Set task:
Arrange every line of the material below as a numbered list, omitting any blank lines.
------------------------------------
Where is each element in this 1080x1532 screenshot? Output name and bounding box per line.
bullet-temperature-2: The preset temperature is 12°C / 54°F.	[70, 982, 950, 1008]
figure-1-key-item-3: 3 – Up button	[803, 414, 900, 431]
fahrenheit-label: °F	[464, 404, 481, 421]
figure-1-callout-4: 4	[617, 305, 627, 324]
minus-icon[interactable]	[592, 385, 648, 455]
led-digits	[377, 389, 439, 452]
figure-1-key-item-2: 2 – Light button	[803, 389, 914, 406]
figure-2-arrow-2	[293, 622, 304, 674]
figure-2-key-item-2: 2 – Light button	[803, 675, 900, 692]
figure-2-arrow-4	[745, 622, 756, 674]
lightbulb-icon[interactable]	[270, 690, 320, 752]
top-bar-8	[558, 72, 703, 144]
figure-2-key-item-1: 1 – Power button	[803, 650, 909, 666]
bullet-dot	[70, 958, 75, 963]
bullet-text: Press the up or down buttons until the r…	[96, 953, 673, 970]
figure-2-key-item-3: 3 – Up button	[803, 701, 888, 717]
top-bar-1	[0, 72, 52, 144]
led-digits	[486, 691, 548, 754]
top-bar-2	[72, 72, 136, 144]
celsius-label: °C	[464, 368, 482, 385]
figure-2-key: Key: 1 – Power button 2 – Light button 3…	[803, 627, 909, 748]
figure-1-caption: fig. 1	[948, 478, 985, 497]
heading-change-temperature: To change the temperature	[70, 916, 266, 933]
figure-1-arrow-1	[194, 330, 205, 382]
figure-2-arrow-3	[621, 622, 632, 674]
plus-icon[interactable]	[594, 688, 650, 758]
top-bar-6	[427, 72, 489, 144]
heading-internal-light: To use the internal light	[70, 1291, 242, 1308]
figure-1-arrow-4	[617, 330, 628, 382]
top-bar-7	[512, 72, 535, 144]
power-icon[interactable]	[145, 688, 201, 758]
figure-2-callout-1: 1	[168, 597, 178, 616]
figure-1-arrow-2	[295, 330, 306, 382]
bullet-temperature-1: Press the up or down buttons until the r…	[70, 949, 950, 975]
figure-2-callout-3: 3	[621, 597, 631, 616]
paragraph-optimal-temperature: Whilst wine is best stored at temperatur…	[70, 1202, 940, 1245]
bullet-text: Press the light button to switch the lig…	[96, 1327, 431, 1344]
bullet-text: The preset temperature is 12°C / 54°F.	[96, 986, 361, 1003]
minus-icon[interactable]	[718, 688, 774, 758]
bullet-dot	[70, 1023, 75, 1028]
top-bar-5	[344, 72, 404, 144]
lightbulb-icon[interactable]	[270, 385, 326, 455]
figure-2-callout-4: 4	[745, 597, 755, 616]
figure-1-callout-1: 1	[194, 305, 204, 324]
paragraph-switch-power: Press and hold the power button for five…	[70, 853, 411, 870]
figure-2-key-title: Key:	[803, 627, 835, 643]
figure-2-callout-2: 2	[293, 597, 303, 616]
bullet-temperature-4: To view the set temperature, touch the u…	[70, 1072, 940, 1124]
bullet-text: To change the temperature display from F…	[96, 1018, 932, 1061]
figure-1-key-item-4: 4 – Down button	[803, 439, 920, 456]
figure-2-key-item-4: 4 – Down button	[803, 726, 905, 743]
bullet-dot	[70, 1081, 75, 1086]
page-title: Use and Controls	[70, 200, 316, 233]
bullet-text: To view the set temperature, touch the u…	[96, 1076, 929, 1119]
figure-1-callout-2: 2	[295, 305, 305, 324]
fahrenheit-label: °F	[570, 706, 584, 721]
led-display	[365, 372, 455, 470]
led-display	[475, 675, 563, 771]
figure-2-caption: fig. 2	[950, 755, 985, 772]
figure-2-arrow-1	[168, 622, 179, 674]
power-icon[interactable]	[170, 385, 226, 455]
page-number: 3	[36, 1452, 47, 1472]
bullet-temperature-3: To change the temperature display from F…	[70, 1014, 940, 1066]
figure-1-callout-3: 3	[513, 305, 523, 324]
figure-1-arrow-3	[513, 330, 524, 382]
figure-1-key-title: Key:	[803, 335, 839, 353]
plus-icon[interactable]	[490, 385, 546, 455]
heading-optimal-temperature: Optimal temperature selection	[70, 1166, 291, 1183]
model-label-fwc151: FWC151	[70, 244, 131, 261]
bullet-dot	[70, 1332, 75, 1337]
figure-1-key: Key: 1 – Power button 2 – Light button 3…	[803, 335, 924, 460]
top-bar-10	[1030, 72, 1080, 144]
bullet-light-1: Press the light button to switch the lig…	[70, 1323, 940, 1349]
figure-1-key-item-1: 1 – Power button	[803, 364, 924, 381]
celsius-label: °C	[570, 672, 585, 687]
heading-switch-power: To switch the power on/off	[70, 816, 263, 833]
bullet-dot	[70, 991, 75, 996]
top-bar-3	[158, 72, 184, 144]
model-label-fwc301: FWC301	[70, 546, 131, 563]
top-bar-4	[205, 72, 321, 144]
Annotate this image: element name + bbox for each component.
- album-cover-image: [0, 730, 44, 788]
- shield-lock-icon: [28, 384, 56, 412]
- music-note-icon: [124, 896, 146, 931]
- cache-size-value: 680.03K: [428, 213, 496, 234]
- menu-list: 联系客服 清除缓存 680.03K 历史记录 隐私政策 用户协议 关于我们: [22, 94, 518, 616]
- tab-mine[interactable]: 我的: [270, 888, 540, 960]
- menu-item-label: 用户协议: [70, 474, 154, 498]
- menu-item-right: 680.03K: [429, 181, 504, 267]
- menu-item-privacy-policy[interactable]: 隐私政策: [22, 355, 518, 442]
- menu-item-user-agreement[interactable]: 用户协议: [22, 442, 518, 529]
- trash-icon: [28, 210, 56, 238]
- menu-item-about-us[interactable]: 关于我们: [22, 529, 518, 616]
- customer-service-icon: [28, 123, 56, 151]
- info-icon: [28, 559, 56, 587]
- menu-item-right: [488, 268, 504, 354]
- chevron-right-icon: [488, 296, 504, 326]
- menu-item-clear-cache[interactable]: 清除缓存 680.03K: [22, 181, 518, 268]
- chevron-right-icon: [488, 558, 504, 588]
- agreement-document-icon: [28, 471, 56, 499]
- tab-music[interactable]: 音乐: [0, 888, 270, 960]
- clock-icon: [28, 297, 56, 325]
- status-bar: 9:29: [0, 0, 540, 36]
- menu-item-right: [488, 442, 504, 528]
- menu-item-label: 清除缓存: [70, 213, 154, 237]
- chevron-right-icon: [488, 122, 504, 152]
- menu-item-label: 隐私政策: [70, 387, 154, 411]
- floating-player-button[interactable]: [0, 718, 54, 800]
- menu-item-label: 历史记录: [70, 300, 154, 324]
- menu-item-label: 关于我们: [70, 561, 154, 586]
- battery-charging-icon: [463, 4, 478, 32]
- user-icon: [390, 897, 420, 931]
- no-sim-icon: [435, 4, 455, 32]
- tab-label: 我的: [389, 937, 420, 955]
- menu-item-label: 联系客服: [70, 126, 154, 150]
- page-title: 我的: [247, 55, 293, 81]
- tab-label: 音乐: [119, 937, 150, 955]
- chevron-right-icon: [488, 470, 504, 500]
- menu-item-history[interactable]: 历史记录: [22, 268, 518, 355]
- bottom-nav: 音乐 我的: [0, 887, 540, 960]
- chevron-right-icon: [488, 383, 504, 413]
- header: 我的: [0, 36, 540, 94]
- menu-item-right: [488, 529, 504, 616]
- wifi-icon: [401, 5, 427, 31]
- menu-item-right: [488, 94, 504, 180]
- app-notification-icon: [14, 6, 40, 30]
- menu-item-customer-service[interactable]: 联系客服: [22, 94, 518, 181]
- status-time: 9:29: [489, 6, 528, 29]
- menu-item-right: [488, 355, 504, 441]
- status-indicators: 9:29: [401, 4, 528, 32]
------------------------------------
Completed task:
1. Where is each element in this 1080x1532 screenshot? Output name and bounding box per line.
2. bullet-temperature-2: The preset temperature is 12°C / 54°F.	[70, 982, 950, 1008]
3. figure-1-key-item-3: 3 – Up button	[803, 414, 900, 431]
4. fahrenheit-label: °F	[464, 404, 481, 421]
5. figure-1-callout-4: 4	[617, 305, 627, 324]
6. minus-icon[interactable]	[592, 385, 648, 455]
7. led-digits	[377, 389, 439, 452]
8. figure-1-key-item-2: 2 – Light button	[803, 389, 914, 406]
9. figure-2-arrow-2	[293, 622, 304, 674]
10. figure-2-key-item-2: 2 – Light button	[803, 675, 900, 692]
11. figure-2-arrow-4	[745, 622, 756, 674]
12. lightbulb-icon[interactable]	[270, 690, 320, 752]
13. top-bar-8	[558, 72, 703, 144]
14. figure-2-key-item-1: 1 – Power button	[803, 650, 909, 666]
15. bullet-dot	[70, 958, 75, 963]
16. bullet-text: Press the up or down buttons until the r…	[96, 953, 673, 970]
17. figure-2-key-item-3: 3 – Up button	[803, 701, 888, 717]
18. top-bar-1	[0, 72, 52, 144]
19. led-digits	[486, 691, 548, 754]
20. top-bar-2	[72, 72, 136, 144]
21. celsius-label: °C	[464, 368, 482, 385]
22. figure-2-key: Key: 1 – Power button 2 – Light button 3…	[803, 627, 909, 748]
23. figure-1-caption: fig. 1	[948, 478, 985, 497]
24. heading-change-temperature: To change the temperature	[70, 916, 266, 933]
25. figure-1-arrow-1	[194, 330, 205, 382]
26. figure-2-arrow-3	[621, 622, 632, 674]
27. plus-icon[interactable]	[594, 688, 650, 758]
28. top-bar-6	[427, 72, 489, 144]
29. heading-internal-light: To use the internal light	[70, 1291, 242, 1308]
30. figure-1-arrow-4	[617, 330, 628, 382]
31. top-bar-7	[512, 72, 535, 144]
32. power-icon[interactable]	[145, 688, 201, 758]
33. figure-2-callout-1: 1	[168, 597, 178, 616]
34. figure-1-arrow-2	[295, 330, 306, 382]
35. bullet-temperature-1: Press the up or down buttons until the r…	[70, 949, 950, 975]
36. figure-2-callout-3: 3	[621, 597, 631, 616]
37. paragraph-optimal-temperature: Whilst wine is best stored at temperatur…	[70, 1202, 940, 1245]
38. bullet-text: Press the light button to switch the lig…	[96, 1327, 431, 1344]
39. bullet-text: The preset temperature is 12°C / 54°F.	[96, 986, 361, 1003]
40. minus-icon[interactable]	[718, 688, 774, 758]
41. bullet-dot	[70, 1023, 75, 1028]
42. top-bar-5	[344, 72, 404, 144]
43. lightbulb-icon[interactable]	[270, 385, 326, 455]
44. figure-2-callout-4: 4	[745, 597, 755, 616]
45. figure-1-callout-1: 1	[194, 305, 204, 324]
46. paragraph-switch-power: Press and hold the power button for five…	[70, 853, 411, 870]
47. figure-2-key-title: Key:	[803, 627, 835, 643]
48. figure-2-callout-2: 2	[293, 597, 303, 616]
49. bullet-temperature-4: To view the set temperature, touch the u…	[70, 1072, 940, 1124]
50. bullet-text: To change the temperature display from F…	[96, 1018, 932, 1061]
51. figure-1-key-item-4: 4 – Down button	[803, 439, 920, 456]
52. figure-2-key-item-4: 4 – Down button	[803, 726, 905, 743]
53. bullet-dot	[70, 1081, 75, 1086]
54. page-title: Use and Controls	[70, 200, 316, 233]
55. bullet-text: To view the set temperature, touch the u…	[96, 1076, 929, 1119]
56. figure-1-callout-2: 2	[295, 305, 305, 324]
57. fahrenheit-label: °F	[570, 706, 584, 721]
58. led-display	[365, 372, 455, 470]
59. led-display	[475, 675, 563, 771]
60. figure-2-caption: fig. 2	[950, 755, 985, 772]
61. figure-2-arrow-1	[168, 622, 179, 674]
62. power-icon[interactable]	[170, 385, 226, 455]
63. page-number: 3	[36, 1452, 47, 1472]
64. bullet-temperature-3: To change the temperature display from F…	[70, 1014, 940, 1066]
65. figure-1-callout-3: 3	[513, 305, 523, 324]
66. figure-1-arrow-3	[513, 330, 524, 382]
67. figure-1-key-title: Key:	[803, 335, 839, 353]
68. plus-icon[interactable]	[490, 385, 546, 455]
69. heading-optimal-temperature: Optimal temperature selection	[70, 1166, 291, 1183]
70. model-label-fwc151: FWC151	[70, 244, 131, 261]
71. bullet-dot	[70, 1332, 75, 1337]
72. figure-1-key: Key: 1 – Power button 2 – Light button 3…	[803, 335, 924, 460]
73. top-bar-10	[1030, 72, 1080, 144]
74. bullet-light-1: Press the light button to switch the lig…	[70, 1323, 940, 1349]
75. figure-1-key-item-1: 1 – Power button	[803, 364, 924, 381]
76. celsius-label: °C	[570, 672, 585, 687]
77. heading-switch-power: To switch the power on/off	[70, 816, 263, 833]
78. bullet-dot	[70, 991, 75, 996]
79. top-bar-3	[158, 72, 184, 144]
80. model-label-fwc301: FWC301	[70, 546, 131, 563]
81. top-bar-4	[205, 72, 321, 144]
82. Annotate this image: element name + bbox for each component.
83. - album-cover-image: [0, 730, 44, 788]
84. - shield-lock-icon: [28, 384, 56, 412]
85. - music-note-icon: [124, 896, 146, 931]
86. - cache-size-value: 680.03K: [428, 213, 496, 234]
87. - menu-list: 联系客服 清除缓存 680.03K 历史记录 隐私政策 用户协议 关于我们: [22, 94, 518, 616]
88. - tab-mine[interactable]: 我的: [270, 888, 540, 960]
89. - menu-item-label: 用户协议: [70, 474, 154, 498]
90. - menu-item-right: 680.03K: [429, 181, 504, 267]
91. - menu-item-privacy-policy[interactable]: 隐私政策: [22, 355, 518, 442]
92. - menu-item-user-agreement[interactable]: 用户协议: [22, 442, 518, 529]
93. - trash-icon: [28, 210, 56, 238]
94. - menu-item-about-us[interactable]: 关于我们: [22, 529, 518, 616]
95. - customer-service-icon: [28, 123, 56, 151]
96. - info-icon: [28, 559, 56, 587]
97. - menu-item-right: [488, 268, 504, 354]
98. - chevron-right-icon: [488, 296, 504, 326]
99. - menu-item-clear-cache[interactable]: 清除缓存 680.03K: [22, 181, 518, 268]
100. - chevron-right-icon: [488, 558, 504, 588]
101. - agreement-document-icon: [28, 471, 56, 499]
102. - tab-music[interactable]: 音乐: [0, 888, 270, 960]
103. - clock-icon: [28, 297, 56, 325]
104. - status-bar: 9:29: [0, 0, 540, 36]
105. - menu-item-right: [488, 442, 504, 528]
106. - menu-item-label: 清除缓存: [70, 213, 154, 237]
107. - chevron-right-icon: [488, 122, 504, 152]
108. - menu-item-label: 隐私政策: [70, 387, 154, 411]
109. - floating-player-button[interactable]: [0, 718, 54, 800]
110. - menu-item-label: 历史记录: [70, 300, 154, 324]
111. - menu-item-label: 关于我们: [70, 561, 154, 586]
112. - battery-charging-icon: [463, 4, 478, 32]
113. - user-icon: [390, 897, 420, 931]
114. - no-sim-icon: [435, 4, 455, 32]
115. - tab-label: 我的: [389, 937, 420, 955]
116. - menu-item-label: 联系客服: [70, 126, 154, 150]
117. - page-title: 我的: [247, 55, 293, 81]
118. - tab-label: 音乐: [119, 937, 150, 955]
119. - chevron-right-icon: [488, 470, 504, 500]
120. - menu-item-history[interactable]: 历史记录: [22, 268, 518, 355]
121. - bottom-nav: 音乐 我的: [0, 887, 540, 960]
122. - chevron-right-icon: [488, 383, 504, 413]
123. - header: 我的: [0, 36, 540, 94]
124. - menu-item-right: [488, 529, 504, 616]
125. - wifi-icon: [401, 5, 427, 31]
126. - menu-item-right: [488, 94, 504, 180]
127. - app-notification-icon: [14, 6, 40, 30]
128. - menu-item-customer-service[interactable]: 联系客服: [22, 94, 518, 181]
129. - status-time: 9:29: [489, 6, 528, 29]
130. - menu-item-right: [488, 355, 504, 441]
131. - status-indicators: 9:29: [401, 4, 528, 32]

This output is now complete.